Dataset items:
---*---
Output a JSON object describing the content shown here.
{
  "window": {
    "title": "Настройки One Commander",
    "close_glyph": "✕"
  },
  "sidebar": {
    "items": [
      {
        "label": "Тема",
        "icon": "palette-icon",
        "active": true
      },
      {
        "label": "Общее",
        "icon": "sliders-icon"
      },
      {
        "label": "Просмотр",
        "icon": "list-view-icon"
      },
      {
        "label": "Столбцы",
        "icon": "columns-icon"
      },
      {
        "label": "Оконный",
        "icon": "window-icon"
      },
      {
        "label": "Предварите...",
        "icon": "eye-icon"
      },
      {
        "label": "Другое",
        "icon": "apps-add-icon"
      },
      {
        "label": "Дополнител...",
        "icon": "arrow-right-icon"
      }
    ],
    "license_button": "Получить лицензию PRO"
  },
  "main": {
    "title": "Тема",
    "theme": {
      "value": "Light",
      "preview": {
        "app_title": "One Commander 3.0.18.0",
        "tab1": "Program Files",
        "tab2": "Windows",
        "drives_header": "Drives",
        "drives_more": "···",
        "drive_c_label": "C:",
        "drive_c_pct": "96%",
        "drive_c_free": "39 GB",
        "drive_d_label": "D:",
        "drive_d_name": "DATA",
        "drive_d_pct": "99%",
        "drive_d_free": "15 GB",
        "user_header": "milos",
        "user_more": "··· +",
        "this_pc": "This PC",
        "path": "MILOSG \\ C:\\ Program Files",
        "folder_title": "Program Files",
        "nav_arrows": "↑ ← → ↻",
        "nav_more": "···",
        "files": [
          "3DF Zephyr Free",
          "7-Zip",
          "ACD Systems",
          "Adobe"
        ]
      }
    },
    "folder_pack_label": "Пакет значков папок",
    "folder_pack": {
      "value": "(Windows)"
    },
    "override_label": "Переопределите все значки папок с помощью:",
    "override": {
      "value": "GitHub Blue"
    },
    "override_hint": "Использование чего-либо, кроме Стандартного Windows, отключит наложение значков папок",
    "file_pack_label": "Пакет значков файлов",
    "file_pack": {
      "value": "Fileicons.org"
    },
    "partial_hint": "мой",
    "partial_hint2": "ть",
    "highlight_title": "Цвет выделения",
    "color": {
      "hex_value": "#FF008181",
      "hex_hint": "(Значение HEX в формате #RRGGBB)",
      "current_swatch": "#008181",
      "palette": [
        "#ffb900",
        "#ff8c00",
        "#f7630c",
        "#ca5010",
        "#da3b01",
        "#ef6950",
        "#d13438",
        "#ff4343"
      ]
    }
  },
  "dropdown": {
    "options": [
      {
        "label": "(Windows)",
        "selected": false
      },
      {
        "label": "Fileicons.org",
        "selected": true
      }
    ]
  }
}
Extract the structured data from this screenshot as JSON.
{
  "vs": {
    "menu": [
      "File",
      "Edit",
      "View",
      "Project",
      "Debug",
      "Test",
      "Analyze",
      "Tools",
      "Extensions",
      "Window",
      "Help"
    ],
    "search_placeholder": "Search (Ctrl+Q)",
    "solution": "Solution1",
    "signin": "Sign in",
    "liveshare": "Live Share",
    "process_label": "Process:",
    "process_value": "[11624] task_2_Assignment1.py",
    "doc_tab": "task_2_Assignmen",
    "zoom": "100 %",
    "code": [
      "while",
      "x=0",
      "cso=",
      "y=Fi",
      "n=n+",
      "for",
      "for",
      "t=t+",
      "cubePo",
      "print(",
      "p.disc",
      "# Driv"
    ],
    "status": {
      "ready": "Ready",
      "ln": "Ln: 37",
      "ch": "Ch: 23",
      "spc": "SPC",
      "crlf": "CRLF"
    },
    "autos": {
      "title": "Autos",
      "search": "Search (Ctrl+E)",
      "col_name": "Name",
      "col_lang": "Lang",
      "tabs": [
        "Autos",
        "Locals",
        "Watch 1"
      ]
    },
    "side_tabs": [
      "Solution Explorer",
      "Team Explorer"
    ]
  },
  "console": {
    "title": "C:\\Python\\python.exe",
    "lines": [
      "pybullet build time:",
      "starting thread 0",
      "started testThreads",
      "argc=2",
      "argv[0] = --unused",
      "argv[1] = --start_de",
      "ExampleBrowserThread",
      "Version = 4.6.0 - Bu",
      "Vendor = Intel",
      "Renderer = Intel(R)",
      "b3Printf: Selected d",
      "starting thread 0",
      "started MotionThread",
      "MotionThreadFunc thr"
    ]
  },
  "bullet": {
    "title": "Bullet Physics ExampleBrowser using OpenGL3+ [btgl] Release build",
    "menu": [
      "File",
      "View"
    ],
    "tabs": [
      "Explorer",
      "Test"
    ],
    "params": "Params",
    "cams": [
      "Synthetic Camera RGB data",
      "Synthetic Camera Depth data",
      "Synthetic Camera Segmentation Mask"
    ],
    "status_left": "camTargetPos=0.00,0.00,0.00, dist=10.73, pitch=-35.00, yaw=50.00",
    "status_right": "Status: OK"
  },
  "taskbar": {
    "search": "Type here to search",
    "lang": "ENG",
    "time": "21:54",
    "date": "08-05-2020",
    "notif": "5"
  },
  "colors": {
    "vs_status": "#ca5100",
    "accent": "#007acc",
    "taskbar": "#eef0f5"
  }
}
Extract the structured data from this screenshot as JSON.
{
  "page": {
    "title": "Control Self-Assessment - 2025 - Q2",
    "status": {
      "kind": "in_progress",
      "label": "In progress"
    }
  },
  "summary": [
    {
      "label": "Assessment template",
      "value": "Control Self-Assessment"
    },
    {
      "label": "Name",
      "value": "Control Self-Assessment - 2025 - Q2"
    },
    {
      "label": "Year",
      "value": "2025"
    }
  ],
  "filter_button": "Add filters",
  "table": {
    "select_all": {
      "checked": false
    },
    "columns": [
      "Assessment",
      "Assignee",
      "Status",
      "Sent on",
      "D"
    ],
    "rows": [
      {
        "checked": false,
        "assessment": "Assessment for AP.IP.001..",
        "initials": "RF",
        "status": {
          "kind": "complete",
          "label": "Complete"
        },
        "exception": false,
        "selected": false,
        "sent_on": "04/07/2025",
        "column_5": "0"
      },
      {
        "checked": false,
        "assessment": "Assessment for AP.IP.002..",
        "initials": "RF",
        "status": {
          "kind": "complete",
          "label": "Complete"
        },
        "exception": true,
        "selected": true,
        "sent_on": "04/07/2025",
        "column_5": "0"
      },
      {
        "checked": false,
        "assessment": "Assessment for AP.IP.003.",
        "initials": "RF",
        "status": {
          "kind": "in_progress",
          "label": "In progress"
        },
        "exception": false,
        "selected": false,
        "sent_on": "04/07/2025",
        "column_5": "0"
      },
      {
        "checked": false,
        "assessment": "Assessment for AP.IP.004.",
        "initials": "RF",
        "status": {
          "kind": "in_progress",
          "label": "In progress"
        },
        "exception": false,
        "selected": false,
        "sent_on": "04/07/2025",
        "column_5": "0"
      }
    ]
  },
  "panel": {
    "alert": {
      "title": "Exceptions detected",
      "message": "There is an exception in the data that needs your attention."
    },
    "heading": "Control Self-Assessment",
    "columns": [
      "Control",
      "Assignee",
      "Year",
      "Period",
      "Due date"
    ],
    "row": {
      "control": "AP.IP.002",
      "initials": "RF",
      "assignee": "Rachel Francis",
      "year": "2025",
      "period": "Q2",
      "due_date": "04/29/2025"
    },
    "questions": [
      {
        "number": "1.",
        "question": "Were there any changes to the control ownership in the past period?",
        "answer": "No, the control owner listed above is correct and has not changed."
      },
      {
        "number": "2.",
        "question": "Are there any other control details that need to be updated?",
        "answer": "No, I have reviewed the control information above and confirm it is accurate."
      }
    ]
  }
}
---*---
- _CHALLENGE_
Give back the whole listing, word for word.

- _EXPECTED ANSWER_
Output a JSON object describing the content shown here.
{
  "window": {
    "title": "Настройки One Commander",
    "close_glyph": "✕"
  },
  "sidebar": {
    "items": [
      {
        "label": "Тема",
        "icon": "palette-icon",
        "active": true
      },
      {
        "label": "Общее",
        "icon": "sliders-icon"
      },
      {
        "label": "Просмотр",
        "icon": "list-view-icon"
      },
      {
        "label": "Столбцы",
        "icon": "columns-icon"
      },
      {
        "label": "Оконный",
        "icon": "window-icon"
      },
      {
        "label": "Предварите...",
        "icon": "eye-icon"
      },
      {
        "label": "Другое",
        "icon": "apps-add-icon"
      },
      {
        "label": "Дополнител...",
        "icon": "arrow-right-icon"
      }
    ],
    "license_button": "Получить лицензию PRO"
  },
  "main": {
    "title": "Тема",
    "theme": {
      "value": "Light",
      "preview": {
        "app_title": "One Commander 3.0.18.0",
        "tab1": "Program Files",
        "tab2": "Windows",
        "drives_header": "Drives",
        "drives_more": "···",
        "drive_c_label": "C:",
        "drive_c_pct": "96%",
        "drive_c_free": "39 GB",
        "drive_d_label": "D:",
        "drive_d_name": "DATA",
        "drive_d_pct": "99%",
        "drive_d_free": "15 GB",
        "user_header": "milos",
        "user_more": "··· +",
        "this_pc": "This PC",
        "path": "MILOSG \\ C:\\ Program Files",
        "folder_title": "Program Files",
        "nav_arrows": "↑ ← → ↻",
        "nav_more": "···",
        "files": [
          "3DF Zephyr Free",
          "7-Zip",
          "ACD Systems",
          "Adobe"
        ]
      }
    },
    "folder_pack_label": "Пакет значков папок",
    "folder_pack": {
      "value": "(Windows)"
    },
    "override_label": "Переопределите все значки папок с помощью:",
    "override": {
      "value": "GitHub Blue"
    },
    "override_hint": "Использование чего-либо, кроме Стандартного Windows, отключит наложение значков папок",
    "file_pack_label": "Пакет значков файлов",
    "file_pack": {
      "value": "Fileicons.org"
    },
    "partial_hint": "мой",
    "partial_hint2": "ть",
    "highlight_title": "Цвет выделения",
    "color": {
      "hex_value": "#FF008181",
      "hex_hint": "(Значение HEX в формате #RRGGBB)",
      "current_swatch": "#008181",
      "palette": [
        "#ffb900",
        "#ff8c00",
        "#f7630c",
        "#ca5010",
        "#da3b01",
        "#ef6950",
        "#d13438",
        "#ff4343"
      ]
    }
  },
  "dropdown": {
    "options": [
      {
        "label": "(Windows)",
        "selected": false
      },
      {
        "label": "Fileicons.org",
        "selected": true
      }
    ]
  }
}
Extract the structured data from this screenshot as JSON.
{
  "vs": {
    "menu": [
      "File",
      "Edit",
      "View",
      "Project",
      "Debug",
      "Test",
      "Analyze",
      "Tools",
      "Extensions",
      "Window",
      "Help"
    ],
    "search_placeholder": "Search (Ctrl+Q)",
    "solution": "Solution1",
    "signin": "Sign in",
    "liveshare": "Live Share",
    "process_label": "Process:",
    "process_value": "[11624] task_2_Assignment1.py",
    "doc_tab": "task_2_Assignmen",
    "zoom": "100 %",
    "code": [
      "while",
      "x=0",
      "cso=",
      "y=Fi",
      "n=n+",
      "for",
      "for",
      "t=t+",
      "cubePo",
      "print(",
      "p.disc",
      "# Driv"
    ],
    "status": {
      "ready": "Ready",
      "ln": "Ln: 37",
      "ch": "Ch: 23",
      "spc": "SPC",
      "crlf": "CRLF"
    },
    "autos": {
      "title": "Autos",
      "search": "Search (Ctrl+E)",
      "col_name": "Name",
      "col_lang": "Lang",
      "tabs": [
        "Autos",
        "Locals",
        "Watch 1"
      ]
    },
    "side_tabs": [
      "Solution Explorer",
      "Team Explorer"
    ]
  },
  "console": {
    "title": "C:\\Python\\python.exe",
    "lines": [
      "pybullet build time:",
      "starting thread 0",
      "started testThreads",
      "argc=2",
      "argv[0] = --unused",
      "argv[1] = --start_de",
      "ExampleBrowserThread",
      "Version = 4.6.0 - Bu",
      "Vendor = Intel",
      "Renderer = Intel(R)",
      "b3Printf: Selected d",
      "starting thread 0",
      "started MotionThread",
      "MotionThreadFunc thr"
    ]
  },
  "bullet": {
    "title": "Bullet Physics ExampleBrowser using OpenGL3+ [btgl] Release build",
    "menu": [
      "File",
      "View"
    ],
    "tabs": [
      "Explorer",
      "Test"
    ],
    "params": "Params",
    "cams": [
      "Synthetic Camera RGB data",
      "Synthetic Camera Depth data",
      "Synthetic Camera Segmentation Mask"
    ],
    "status_left": "camTargetPos=0.00,0.00,0.00, dist=10.73, pitch=-35.00, yaw=50.00",
    "status_right": "Status: OK"
  },
  "taskbar": {
    "search": "Type here to search",
    "lang": "ENG",
    "time": "21:54",
    "date": "08-05-2020",
    "notif": "5"
  },
  "colors": {
    "vs_status": "#ca5100",
    "accent": "#007acc",
    "taskbar": "#eef0f5"
  }
}
Extract the structured data from this screenshot as JSON.
{
  "page": {
    "title": "Control Self-Assessment - 2025 - Q2",
    "status": {
      "kind": "in_progress",
      "label": "In progress"
    }
  },
  "summary": [
    {
      "label": "Assessment template",
      "value": "Control Self-Assessment"
    },
    {
      "label": "Name",
      "value": "Control Self-Assessment - 2025 - Q2"
    },
    {
      "label": "Year",
      "value": "2025"
    }
  ],
  "filter_button": "Add filters",
  "table": {
    "select_all": {
      "checked": false
    },
    "columns": [
      "Assessment",
      "Assignee",
      "Status",
      "Sent on",
      "D"
    ],
    "rows": [
      {
        "checked": false,
        "assessment": "Assessment for AP.IP.001..",
        "initials": "RF",
        "status": {
          "kind": "complete",
          "label": "Complete"
        },
        "exception": false,
        "selected": false,
        "sent_on": "04/07/2025",
        "column_5": "0"
      },
      {
        "checked": false,
        "assessment": "Assessment for AP.IP.002..",
        "initials": "RF",
        "status": {
          "kind": "complete",
          "label": "Complete"
        },
        "exception": true,
        "selected": true,
        "sent_on": "04/07/2025",
        "column_5": "0"
      },
      {
        "checked": false,
        "assessment": "Assessment for AP.IP.003.",
        "initials": "RF",
        "status": {
          "kind": "in_progress",
          "label": "In progress"
        },
        "exception": false,
        "selected": false,
        "sent_on": "04/07/2025",
        "column_5": "0"
      },
      {
        "checked": false,
        "assessment": "Assessment for AP.IP.004.",
        "initials": "RF",
        "status": {
          "kind": "in_progress",
          "label": "In progress"
        },
        "exception": false,
        "selected": false,
        "sent_on": "04/07/2025",
        "column_5": "0"
      }
    ]
  },
  "panel": {
    "alert": {
      "title": "Exceptions detected",
      "message": "There is an exception in the data that needs your attention."
    },
    "heading": "Control Self-Assessment",
    "columns": [
      "Control",
      "Assignee",
      "Year",
      "Period",
      "Due date"
    ],
    "row": {
      "control": "AP.IP.002",
      "initials": "RF",
      "assignee": "Rachel Francis",
      "year": "2025",
      "period": "Q2",
      "due_date": "04/29/2025"
    },
    "questions": [
      {
        "number": "1.",
        "question": "Were there any changes to the control ownership in the past period?",
        "answer": "No, the control owner listed above is correct and has not changed."
      },
      {
        "number": "2.",
        "question": "Are there any other control details that need to be updated?",
        "answer": "No, I have reviewed the control information above and confirm it is accurate."
      }
    ]
  }
}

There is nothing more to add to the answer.